WHAT TO DO
Scan the lines below for the string "Antal" and copy every one that has it.

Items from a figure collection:
========

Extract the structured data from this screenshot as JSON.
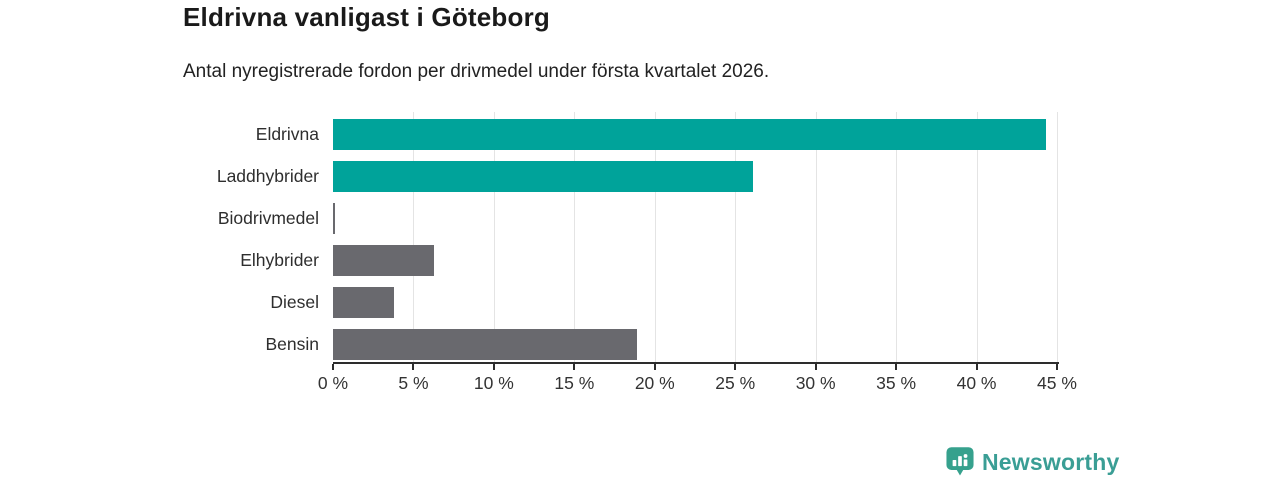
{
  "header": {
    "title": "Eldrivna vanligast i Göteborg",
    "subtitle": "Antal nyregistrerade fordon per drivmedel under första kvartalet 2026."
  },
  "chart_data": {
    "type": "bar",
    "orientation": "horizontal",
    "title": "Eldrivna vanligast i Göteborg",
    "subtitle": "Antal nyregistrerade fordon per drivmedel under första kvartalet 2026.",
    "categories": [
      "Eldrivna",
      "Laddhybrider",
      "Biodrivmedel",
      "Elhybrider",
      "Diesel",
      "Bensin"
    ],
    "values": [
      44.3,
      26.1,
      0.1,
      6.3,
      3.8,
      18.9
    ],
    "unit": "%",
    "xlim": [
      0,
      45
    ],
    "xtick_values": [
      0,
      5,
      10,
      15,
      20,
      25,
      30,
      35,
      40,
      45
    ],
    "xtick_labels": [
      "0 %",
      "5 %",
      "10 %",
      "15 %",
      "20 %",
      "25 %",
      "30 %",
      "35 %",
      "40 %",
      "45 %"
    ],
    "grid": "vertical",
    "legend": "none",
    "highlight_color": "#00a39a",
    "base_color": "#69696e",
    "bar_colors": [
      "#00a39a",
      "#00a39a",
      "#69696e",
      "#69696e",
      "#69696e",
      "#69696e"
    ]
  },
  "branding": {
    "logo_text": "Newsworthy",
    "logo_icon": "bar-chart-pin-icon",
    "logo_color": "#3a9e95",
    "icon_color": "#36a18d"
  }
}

========

TASK ANSWER
    "subtitle": "Antal nyregistrerade fordon per drivmedel under första kvartalet 2026."
    "subtitle": "Antal nyregistrerade fordon per drivmedel under första kvartalet 2026.",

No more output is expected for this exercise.